** Start of Supplied material **

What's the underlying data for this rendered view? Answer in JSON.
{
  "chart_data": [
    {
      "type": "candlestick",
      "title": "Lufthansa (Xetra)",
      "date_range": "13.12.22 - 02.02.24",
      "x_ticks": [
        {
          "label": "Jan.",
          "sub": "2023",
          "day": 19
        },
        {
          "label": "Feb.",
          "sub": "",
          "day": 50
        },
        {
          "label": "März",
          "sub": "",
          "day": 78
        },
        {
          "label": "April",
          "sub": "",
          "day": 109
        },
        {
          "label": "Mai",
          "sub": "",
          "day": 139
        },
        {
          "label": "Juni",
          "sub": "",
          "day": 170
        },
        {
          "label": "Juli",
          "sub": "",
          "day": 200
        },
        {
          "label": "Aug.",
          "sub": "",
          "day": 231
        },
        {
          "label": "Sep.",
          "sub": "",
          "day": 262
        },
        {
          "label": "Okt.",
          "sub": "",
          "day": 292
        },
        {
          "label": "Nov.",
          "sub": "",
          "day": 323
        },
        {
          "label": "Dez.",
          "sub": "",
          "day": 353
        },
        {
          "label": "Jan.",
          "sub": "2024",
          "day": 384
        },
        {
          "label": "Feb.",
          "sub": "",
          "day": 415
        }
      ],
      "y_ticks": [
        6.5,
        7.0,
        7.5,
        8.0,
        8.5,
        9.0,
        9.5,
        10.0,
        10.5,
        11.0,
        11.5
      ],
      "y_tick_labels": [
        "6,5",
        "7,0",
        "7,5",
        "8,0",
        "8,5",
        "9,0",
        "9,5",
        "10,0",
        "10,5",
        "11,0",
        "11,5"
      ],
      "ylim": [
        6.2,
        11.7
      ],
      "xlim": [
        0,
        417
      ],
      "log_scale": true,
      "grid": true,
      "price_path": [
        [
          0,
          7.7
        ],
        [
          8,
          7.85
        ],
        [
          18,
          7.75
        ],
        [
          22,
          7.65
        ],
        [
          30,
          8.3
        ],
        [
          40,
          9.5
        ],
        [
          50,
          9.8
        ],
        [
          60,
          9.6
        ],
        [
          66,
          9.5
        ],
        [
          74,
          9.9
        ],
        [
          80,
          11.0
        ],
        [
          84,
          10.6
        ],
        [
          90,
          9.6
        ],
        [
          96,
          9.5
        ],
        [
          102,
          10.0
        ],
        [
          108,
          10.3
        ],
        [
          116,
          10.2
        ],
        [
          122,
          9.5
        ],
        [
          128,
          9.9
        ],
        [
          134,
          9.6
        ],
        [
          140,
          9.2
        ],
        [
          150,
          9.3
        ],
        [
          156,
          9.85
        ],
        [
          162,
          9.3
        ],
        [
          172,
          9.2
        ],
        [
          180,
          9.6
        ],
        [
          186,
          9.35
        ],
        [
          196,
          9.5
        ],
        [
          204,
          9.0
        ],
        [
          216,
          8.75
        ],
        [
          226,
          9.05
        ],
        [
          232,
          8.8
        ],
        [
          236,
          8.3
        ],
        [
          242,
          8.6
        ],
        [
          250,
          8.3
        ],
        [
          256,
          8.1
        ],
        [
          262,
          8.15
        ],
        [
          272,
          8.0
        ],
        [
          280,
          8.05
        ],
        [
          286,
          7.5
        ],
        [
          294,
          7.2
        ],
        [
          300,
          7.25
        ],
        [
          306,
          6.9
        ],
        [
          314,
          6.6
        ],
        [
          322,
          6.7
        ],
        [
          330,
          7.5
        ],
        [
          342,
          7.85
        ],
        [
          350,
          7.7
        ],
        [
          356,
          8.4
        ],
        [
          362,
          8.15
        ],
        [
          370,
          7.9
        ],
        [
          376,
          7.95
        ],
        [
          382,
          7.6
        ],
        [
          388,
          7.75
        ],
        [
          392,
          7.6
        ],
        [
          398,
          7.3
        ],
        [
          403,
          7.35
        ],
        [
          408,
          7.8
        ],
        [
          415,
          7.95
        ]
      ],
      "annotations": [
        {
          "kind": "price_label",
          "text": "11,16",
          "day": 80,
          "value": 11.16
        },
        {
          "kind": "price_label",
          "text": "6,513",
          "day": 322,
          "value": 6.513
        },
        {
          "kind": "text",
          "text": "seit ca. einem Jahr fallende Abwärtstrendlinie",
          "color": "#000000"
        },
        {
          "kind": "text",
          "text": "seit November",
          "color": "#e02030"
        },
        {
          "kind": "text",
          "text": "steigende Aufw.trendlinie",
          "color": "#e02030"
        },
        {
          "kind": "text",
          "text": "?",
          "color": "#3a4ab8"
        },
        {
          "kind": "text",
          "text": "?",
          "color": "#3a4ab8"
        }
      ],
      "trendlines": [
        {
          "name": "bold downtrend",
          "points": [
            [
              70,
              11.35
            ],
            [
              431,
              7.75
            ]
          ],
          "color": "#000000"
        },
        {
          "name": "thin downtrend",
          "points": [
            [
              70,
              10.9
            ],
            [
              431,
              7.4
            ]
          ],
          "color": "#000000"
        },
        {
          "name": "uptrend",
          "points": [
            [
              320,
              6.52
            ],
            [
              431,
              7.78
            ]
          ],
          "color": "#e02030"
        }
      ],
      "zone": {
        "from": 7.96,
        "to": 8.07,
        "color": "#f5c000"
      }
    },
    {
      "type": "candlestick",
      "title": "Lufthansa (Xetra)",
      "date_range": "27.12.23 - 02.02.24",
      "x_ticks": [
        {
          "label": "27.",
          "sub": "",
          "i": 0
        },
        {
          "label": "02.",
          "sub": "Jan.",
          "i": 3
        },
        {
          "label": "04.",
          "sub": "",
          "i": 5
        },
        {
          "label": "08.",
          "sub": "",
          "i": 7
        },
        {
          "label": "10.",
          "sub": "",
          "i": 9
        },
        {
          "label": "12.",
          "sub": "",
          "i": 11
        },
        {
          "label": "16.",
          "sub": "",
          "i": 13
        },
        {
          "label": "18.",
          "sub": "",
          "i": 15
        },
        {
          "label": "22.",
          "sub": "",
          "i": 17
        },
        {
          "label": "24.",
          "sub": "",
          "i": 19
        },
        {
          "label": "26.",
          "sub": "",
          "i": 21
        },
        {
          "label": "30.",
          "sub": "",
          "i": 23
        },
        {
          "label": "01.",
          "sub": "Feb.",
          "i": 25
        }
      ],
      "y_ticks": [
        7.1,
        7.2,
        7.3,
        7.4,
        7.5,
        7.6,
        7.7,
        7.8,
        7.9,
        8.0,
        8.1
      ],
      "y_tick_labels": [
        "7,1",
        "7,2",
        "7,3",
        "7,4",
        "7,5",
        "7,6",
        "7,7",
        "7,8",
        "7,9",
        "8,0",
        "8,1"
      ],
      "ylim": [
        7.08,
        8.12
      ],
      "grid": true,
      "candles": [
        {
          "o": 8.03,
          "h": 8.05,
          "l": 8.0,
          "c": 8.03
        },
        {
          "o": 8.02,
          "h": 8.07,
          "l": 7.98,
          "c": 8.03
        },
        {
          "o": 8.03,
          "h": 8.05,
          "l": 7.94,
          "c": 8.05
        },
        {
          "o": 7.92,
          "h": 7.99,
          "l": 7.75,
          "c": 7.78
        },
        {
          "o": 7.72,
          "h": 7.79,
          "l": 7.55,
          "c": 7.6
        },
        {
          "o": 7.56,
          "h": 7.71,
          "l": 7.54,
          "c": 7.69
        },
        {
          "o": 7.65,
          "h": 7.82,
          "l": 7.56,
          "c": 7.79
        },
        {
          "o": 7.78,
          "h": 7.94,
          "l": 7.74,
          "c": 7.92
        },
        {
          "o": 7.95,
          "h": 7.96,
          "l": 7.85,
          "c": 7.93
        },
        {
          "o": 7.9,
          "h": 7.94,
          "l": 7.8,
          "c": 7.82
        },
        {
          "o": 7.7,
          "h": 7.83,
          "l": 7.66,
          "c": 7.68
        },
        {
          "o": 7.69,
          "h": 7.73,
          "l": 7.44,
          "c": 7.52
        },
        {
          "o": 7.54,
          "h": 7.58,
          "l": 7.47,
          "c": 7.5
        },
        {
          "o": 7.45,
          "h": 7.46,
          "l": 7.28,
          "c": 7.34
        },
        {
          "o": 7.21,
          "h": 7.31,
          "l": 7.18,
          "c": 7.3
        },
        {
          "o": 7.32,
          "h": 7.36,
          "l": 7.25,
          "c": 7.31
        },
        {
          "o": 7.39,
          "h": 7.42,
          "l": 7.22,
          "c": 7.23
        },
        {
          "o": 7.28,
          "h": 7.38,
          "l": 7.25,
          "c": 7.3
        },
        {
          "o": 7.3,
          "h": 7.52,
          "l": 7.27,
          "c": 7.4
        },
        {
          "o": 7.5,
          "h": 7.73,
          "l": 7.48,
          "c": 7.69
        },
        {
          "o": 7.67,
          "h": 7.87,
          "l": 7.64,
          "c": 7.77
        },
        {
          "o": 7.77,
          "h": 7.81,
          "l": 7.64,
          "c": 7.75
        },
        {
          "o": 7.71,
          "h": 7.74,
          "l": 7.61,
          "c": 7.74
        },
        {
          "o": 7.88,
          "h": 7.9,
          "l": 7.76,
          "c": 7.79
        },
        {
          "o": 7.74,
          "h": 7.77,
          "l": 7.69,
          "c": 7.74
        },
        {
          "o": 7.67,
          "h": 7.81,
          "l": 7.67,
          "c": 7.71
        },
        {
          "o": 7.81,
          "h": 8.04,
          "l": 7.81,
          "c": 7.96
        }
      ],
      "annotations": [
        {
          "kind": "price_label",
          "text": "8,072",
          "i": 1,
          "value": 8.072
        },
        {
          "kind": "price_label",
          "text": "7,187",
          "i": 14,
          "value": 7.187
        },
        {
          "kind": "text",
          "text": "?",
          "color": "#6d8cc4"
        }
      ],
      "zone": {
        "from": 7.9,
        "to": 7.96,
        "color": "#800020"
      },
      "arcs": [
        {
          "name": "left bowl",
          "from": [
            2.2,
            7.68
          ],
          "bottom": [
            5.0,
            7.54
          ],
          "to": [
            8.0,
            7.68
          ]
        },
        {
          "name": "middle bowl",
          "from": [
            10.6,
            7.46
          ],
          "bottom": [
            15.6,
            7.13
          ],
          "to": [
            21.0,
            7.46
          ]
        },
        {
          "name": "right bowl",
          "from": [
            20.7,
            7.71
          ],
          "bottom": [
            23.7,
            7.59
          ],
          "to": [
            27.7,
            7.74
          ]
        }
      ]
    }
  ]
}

** End of Supplied material **

▸ Description of the task
Select every line in the material above where the string "bowl" occurs, and copy it.

▸ Result
          "name": "left bowl",
          "name": "middle bowl",
          "name": "right bowl",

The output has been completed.